§ **What you should do**:
Find the string "программу" in the records. Copy every line it appears in.

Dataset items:
----

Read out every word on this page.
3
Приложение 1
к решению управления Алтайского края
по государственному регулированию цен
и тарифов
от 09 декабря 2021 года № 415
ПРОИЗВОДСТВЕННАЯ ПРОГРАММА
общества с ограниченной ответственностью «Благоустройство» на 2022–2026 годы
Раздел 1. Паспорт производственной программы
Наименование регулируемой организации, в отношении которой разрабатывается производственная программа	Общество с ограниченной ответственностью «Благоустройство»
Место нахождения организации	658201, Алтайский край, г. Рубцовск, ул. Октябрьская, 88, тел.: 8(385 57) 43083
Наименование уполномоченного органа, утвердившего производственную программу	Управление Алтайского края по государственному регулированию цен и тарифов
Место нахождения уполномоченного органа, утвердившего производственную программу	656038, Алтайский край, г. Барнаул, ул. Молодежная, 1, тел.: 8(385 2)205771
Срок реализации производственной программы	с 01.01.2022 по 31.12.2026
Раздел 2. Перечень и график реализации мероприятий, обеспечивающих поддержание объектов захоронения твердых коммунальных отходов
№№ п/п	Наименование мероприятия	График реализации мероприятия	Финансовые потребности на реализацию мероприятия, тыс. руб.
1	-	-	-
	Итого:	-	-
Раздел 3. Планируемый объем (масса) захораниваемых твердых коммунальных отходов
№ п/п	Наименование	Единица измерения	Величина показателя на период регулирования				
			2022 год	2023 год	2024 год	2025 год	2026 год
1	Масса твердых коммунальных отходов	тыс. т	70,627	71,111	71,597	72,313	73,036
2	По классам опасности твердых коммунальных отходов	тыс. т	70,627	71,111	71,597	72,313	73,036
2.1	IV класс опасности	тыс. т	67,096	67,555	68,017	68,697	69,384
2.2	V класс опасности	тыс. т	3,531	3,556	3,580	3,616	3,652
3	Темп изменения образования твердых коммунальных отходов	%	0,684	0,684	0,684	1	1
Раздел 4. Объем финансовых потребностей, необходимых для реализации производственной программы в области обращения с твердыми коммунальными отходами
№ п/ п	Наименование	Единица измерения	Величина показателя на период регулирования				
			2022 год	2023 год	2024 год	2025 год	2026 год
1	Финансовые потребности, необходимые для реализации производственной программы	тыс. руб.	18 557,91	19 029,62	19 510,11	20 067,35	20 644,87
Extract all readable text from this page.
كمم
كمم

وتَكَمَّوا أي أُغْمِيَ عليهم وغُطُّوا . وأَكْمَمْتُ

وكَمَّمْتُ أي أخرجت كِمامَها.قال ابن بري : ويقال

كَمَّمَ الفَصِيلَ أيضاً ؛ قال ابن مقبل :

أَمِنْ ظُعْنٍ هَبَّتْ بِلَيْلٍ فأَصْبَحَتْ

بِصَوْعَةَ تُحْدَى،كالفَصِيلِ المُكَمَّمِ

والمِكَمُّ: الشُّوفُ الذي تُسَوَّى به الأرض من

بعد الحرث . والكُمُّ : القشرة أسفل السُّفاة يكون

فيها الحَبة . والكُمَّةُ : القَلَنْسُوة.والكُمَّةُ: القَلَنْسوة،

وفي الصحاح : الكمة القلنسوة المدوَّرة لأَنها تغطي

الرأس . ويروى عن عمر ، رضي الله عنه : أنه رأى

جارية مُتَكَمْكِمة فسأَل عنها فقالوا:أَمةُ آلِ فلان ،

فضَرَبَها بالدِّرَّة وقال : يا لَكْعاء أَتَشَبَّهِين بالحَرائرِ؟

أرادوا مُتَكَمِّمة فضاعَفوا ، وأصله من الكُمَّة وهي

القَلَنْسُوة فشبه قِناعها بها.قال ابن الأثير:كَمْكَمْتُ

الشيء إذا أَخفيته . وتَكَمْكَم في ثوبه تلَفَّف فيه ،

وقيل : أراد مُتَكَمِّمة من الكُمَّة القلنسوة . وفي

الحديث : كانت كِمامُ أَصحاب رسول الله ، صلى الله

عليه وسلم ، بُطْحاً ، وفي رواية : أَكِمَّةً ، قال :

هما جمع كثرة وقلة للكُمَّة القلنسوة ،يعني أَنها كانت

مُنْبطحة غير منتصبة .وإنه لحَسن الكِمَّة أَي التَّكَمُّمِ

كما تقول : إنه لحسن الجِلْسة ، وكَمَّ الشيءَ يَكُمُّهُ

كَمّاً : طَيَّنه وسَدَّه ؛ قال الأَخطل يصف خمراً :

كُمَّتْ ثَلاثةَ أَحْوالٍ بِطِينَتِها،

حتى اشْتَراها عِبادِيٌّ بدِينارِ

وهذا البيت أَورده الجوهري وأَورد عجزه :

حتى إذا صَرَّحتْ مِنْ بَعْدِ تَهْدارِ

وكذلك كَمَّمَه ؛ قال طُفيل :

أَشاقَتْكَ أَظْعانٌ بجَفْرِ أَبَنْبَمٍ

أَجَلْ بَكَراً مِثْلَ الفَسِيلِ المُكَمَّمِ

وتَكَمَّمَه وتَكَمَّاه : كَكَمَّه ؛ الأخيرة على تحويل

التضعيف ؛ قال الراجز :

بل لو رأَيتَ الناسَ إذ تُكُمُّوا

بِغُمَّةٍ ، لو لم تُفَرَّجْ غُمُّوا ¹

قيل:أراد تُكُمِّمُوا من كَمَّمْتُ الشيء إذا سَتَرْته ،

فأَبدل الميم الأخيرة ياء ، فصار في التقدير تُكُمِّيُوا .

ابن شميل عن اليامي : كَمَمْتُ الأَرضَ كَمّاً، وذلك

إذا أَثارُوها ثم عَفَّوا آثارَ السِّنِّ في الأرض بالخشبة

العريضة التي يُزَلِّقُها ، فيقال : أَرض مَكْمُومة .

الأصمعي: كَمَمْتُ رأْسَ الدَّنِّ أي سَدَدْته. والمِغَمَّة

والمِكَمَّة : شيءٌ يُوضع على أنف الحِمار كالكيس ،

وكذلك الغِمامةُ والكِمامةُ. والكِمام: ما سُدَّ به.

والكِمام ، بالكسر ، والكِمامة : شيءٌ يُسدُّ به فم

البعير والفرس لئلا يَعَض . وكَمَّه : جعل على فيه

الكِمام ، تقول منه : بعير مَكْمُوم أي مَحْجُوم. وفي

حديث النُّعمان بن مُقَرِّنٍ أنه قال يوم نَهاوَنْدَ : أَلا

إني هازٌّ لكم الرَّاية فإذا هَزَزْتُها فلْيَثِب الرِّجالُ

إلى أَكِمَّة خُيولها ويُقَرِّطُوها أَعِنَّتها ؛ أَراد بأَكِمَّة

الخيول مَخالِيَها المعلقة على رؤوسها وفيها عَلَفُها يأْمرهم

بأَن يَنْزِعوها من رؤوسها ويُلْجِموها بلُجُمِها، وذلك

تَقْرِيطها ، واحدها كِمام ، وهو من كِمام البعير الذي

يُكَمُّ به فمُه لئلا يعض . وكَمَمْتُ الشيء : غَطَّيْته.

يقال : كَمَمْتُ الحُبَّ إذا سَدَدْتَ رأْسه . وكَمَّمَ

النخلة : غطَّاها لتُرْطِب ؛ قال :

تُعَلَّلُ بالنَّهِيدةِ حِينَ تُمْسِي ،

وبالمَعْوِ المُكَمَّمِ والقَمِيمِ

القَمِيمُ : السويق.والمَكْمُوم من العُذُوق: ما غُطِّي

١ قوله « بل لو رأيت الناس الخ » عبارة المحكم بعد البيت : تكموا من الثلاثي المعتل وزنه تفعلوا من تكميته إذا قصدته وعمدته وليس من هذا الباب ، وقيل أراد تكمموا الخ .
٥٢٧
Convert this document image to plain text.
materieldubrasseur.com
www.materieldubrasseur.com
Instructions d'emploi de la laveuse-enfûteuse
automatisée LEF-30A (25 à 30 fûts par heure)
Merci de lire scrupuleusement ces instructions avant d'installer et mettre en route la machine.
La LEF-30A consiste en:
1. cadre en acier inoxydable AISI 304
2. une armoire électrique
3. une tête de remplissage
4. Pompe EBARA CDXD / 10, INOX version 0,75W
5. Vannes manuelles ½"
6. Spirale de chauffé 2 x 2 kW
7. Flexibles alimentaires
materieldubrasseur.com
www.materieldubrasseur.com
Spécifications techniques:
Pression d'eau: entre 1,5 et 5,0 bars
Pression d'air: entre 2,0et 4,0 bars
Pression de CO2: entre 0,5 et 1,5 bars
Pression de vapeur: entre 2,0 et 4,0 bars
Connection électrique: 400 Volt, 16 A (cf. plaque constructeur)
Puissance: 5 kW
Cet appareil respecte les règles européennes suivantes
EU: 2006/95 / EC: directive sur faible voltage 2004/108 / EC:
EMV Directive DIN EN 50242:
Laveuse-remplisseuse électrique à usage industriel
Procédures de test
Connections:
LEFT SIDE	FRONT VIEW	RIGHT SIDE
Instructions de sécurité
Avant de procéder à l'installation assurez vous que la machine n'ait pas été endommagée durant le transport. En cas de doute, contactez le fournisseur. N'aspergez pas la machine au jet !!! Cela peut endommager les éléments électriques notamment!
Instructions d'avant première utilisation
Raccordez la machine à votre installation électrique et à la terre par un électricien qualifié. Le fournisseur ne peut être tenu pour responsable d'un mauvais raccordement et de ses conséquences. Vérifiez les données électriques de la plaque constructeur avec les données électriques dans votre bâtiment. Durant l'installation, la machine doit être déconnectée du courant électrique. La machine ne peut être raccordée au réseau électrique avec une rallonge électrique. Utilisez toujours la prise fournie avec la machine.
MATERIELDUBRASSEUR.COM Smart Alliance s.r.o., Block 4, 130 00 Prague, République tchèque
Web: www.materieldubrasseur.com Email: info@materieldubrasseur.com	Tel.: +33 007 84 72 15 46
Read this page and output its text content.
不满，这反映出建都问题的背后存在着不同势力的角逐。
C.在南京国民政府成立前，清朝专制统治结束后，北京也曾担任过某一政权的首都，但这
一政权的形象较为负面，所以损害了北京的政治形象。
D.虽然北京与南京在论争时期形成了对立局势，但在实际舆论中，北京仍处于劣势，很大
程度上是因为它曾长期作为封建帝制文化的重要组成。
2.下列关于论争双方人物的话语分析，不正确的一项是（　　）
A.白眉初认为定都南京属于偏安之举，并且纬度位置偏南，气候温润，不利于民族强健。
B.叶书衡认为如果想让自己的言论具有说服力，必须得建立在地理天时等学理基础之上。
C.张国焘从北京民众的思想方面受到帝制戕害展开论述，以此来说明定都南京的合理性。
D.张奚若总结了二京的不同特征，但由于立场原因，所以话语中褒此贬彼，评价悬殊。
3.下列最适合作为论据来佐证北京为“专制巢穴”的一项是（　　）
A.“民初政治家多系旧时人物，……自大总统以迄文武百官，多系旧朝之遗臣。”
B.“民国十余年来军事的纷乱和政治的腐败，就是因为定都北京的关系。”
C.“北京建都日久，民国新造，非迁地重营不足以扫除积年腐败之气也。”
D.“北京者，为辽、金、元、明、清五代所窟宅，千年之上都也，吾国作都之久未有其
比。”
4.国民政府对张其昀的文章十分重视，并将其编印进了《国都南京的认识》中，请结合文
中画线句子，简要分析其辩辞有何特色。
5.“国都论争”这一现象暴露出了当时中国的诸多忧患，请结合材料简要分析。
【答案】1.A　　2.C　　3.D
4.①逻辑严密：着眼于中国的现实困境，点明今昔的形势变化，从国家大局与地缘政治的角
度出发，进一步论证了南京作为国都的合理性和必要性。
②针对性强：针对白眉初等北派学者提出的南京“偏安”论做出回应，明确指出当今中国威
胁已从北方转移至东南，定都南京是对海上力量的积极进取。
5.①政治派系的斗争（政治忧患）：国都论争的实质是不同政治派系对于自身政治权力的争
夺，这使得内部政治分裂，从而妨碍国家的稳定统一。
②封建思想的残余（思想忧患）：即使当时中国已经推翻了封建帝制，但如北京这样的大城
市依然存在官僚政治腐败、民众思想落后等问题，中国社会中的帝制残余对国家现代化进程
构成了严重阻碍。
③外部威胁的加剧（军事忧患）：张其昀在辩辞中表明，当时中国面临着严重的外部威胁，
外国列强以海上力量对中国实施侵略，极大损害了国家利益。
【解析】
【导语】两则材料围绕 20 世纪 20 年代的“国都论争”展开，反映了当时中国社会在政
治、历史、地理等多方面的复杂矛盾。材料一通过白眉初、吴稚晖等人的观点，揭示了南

----

§ **Answer to this exercise**:
Наименование уполномоченного органа, утвердившего производственную программу	Управление Алтайского края по государственному регулированию цен и тарифов
Место нахождения уполномоченного органа, утвердившего производственную программу	656038, Алтайский край, г. Барнаул, ул. Молодежная, 1, тел.: 8(385 2)205771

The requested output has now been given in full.